**Record excerpts**
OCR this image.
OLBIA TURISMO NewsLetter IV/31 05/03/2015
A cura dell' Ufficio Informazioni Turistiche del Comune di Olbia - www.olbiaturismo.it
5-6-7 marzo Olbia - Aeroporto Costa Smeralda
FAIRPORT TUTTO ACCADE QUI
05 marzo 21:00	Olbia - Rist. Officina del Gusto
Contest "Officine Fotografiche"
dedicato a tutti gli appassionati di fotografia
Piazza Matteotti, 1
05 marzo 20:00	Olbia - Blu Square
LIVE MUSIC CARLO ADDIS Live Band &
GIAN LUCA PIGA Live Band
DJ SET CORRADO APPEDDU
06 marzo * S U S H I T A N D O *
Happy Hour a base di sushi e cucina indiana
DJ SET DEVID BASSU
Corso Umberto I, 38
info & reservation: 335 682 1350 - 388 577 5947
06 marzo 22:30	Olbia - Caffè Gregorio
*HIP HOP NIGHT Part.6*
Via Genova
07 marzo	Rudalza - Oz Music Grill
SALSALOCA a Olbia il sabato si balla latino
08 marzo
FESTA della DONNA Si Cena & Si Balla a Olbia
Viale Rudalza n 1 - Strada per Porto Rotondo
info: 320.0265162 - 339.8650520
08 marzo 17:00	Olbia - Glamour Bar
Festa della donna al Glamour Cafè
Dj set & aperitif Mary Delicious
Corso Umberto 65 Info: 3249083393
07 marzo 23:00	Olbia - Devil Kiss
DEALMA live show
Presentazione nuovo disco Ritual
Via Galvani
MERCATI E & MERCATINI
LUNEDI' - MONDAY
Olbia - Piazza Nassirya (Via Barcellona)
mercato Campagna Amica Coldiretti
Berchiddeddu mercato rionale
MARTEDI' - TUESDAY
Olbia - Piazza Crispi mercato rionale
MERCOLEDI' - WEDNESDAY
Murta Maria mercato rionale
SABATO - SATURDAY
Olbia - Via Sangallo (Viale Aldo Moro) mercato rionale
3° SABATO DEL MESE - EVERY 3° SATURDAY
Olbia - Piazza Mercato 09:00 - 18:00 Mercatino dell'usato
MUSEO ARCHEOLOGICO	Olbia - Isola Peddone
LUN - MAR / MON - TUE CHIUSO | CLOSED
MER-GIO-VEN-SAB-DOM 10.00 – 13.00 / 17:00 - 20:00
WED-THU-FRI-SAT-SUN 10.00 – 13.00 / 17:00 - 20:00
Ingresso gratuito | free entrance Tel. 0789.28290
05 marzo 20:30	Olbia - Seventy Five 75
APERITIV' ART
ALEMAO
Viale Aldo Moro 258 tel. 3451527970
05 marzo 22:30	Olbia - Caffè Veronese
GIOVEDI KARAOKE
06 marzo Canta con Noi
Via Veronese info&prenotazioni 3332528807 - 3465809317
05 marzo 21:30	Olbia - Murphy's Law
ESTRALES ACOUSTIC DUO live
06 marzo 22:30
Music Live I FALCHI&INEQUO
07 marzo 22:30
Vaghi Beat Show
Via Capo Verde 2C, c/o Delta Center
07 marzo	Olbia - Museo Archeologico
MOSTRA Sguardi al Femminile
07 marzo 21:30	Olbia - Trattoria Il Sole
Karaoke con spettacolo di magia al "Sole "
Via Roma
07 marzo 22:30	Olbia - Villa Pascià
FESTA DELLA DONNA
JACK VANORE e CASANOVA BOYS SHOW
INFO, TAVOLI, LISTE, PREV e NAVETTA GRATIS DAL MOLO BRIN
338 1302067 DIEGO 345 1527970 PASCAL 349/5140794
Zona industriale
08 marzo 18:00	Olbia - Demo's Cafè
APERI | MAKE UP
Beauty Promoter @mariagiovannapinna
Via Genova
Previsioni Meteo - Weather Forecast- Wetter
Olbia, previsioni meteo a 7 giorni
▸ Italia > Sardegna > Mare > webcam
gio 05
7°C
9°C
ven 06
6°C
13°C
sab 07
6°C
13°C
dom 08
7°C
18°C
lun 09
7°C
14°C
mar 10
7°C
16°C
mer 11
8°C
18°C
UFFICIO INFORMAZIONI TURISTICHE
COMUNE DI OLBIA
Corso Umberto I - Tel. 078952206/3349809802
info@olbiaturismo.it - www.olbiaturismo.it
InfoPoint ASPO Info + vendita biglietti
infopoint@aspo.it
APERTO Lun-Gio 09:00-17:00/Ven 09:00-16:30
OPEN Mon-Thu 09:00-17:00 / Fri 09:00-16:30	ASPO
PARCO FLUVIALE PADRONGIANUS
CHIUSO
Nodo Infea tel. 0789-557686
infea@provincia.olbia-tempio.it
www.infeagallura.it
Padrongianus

**Required work**
All of the data needs to be printed once more, exactly.

**Finished task**
OCR this image.
OLBIA TURISMO NewsLetter IV/31 05/03/2015
A cura dell' Ufficio Informazioni Turistiche del Comune di Olbia - www.olbiaturismo.it
5-6-7 marzo Olbia - Aeroporto Costa Smeralda
FAIRPORT TUTTO ACCADE QUI
05 marzo 21:00	Olbia - Rist. Officina del Gusto
Contest "Officine Fotografiche"
dedicato a tutti gli appassionati di fotografia
Piazza Matteotti, 1
05 marzo 20:00	Olbia - Blu Square
LIVE MUSIC CARLO ADDIS Live Band &
GIAN LUCA PIGA Live Band
DJ SET CORRADO APPEDDU
06 marzo * S U S H I T A N D O *
Happy Hour a base di sushi e cucina indiana
DJ SET DEVID BASSU
Corso Umberto I, 38
info & reservation: 335 682 1350 - 388 577 5947
06 marzo 22:30	Olbia - Caffè Gregorio
*HIP HOP NIGHT Part.6*
Via Genova
07 marzo	Rudalza - Oz Music Grill
SALSALOCA a Olbia il sabato si balla latino
08 marzo
FESTA della DONNA Si Cena & Si Balla a Olbia
Viale Rudalza n 1 - Strada per Porto Rotondo
info: 320.0265162 - 339.8650520
08 marzo 17:00	Olbia - Glamour Bar
Festa della donna al Glamour Cafè
Dj set & aperitif Mary Delicious
Corso Umberto 65 Info: 3249083393
07 marzo 23:00	Olbia - Devil Kiss
DEALMA live show
Presentazione nuovo disco Ritual
Via Galvani
MERCATI E & MERCATINI
LUNEDI' - MONDAY
Olbia - Piazza Nassirya (Via Barcellona)
mercato Campagna Amica Coldiretti
Berchiddeddu mercato rionale
MARTEDI' - TUESDAY
Olbia - Piazza Crispi mercato rionale
MERCOLEDI' - WEDNESDAY
Murta Maria mercato rionale
SABATO - SATURDAY
Olbia - Via Sangallo (Viale Aldo Moro) mercato rionale
3° SABATO DEL MESE - EVERY 3° SATURDAY
Olbia - Piazza Mercato 09:00 - 18:00 Mercatino dell'usato
MUSEO ARCHEOLOGICO	Olbia - Isola Peddone
LUN - MAR / MON - TUE CHIUSO | CLOSED
MER-GIO-VEN-SAB-DOM 10.00 – 13.00 / 17:00 - 20:00
WED-THU-FRI-SAT-SUN 10.00 – 13.00 / 17:00 - 20:00
Ingresso gratuito | free entrance Tel. 0789.28290
05 marzo 20:30	Olbia - Seventy Five 75
APERITIV' ART
ALEMAO
Viale Aldo Moro 258 tel. 3451527970
05 marzo 22:30	Olbia - Caffè Veronese
GIOVEDI KARAOKE
06 marzo Canta con Noi
Via Veronese info&prenotazioni 3332528807 - 3465809317
05 marzo 21:30	Olbia - Murphy's Law
ESTRALES ACOUSTIC DUO live
06 marzo 22:30
Music Live I FALCHI&INEQUO
07 marzo 22:30
Vaghi Beat Show
Via Capo Verde 2C, c/o Delta Center
07 marzo	Olbia - Museo Archeologico
MOSTRA Sguardi al Femminile
07 marzo 21:30	Olbia - Trattoria Il Sole
Karaoke con spettacolo di magia al "Sole "
Via Roma
07 marzo 22:30	Olbia - Villa Pascià
FESTA DELLA DONNA
JACK VANORE e CASANOVA BOYS SHOW
INFO, TAVOLI, LISTE, PREV e NAVETTA GRATIS DAL MOLO BRIN
338 1302067 DIEGO 345 1527970 PASCAL 349/5140794
Zona industriale
08 marzo 18:00	Olbia - Demo's Cafè
APERI | MAKE UP
Beauty Promoter @mariagiovannapinna
Via Genova
Previsioni Meteo - Weather Forecast- Wetter
Olbia, previsioni meteo a 7 giorni
▸ Italia > Sardegna > Mare > webcam
gio 05
7°C
9°C
ven 06
6°C
13°C
sab 07
6°C
13°C
dom 08
7°C
18°C
lun 09
7°C
14°C
mar 10
7°C
16°C
mer 11
8°C
18°C
UFFICIO INFORMAZIONI TURISTICHE
COMUNE DI OLBIA
Corso Umberto I - Tel. 078952206/3349809802
info@olbiaturismo.it - www.olbiaturismo.it
InfoPoint ASPO Info + vendita biglietti
infopoint@aspo.it
APERTO Lun-Gio 09:00-17:00/Ven 09:00-16:30
OPEN Mon-Thu 09:00-17:00 / Fri 09:00-16:30	ASPO
PARCO FLUVIALE PADRONGIANUS
CHIUSO
Nodo Infea tel. 0789-557686
infea@provincia.olbia-tempio.it
www.infeagallura.it
Padrongianus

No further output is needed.